━━━ PROVIDED DATA ━━━

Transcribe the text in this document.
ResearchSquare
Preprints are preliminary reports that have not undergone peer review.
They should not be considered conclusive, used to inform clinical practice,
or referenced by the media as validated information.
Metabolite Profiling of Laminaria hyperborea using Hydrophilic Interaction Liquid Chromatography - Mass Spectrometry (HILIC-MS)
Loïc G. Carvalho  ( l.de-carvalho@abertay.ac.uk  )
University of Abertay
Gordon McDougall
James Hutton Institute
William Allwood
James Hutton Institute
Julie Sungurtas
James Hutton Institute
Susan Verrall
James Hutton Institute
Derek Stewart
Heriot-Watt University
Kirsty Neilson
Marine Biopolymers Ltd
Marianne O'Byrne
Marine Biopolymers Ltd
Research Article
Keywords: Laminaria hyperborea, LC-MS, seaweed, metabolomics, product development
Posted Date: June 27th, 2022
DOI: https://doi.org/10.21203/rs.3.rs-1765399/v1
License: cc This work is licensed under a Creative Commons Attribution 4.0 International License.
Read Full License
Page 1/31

━━━

◆ **WHAT NEEDS TO BE DONE**
Quote all the records. Keep every word exact.

◆ **THE RESPONSE**
Transcribe the text in this document.
ResearchSquare
Preprints are preliminary reports that have not undergone peer review.
They should not be considered conclusive, used to inform clinical practice,
or referenced by the media as validated information.
Metabolite Profiling of Laminaria hyperborea using Hydrophilic Interaction Liquid Chromatography - Mass Spectrometry (HILIC-MS)
Loïc G. Carvalho  ( l.de-carvalho@abertay.ac.uk  )
University of Abertay
Gordon McDougall
James Hutton Institute
William Allwood
James Hutton Institute
Julie Sungurtas
James Hutton Institute
Susan Verrall
James Hutton Institute
Derek Stewart
Heriot-Watt University
Kirsty Neilson
Marine Biopolymers Ltd
Marianne O'Byrne
Marine Biopolymers Ltd
Research Article
Keywords: Laminaria hyperborea, LC-MS, seaweed, metabolomics, product development
Posted Date: June 27th, 2022
DOI: https://doi.org/10.21203/rs.3.rs-1765399/v1
License: cc This work is licensed under a Creative Commons Attribution 4.0 International License.
Read Full License
Page 1/31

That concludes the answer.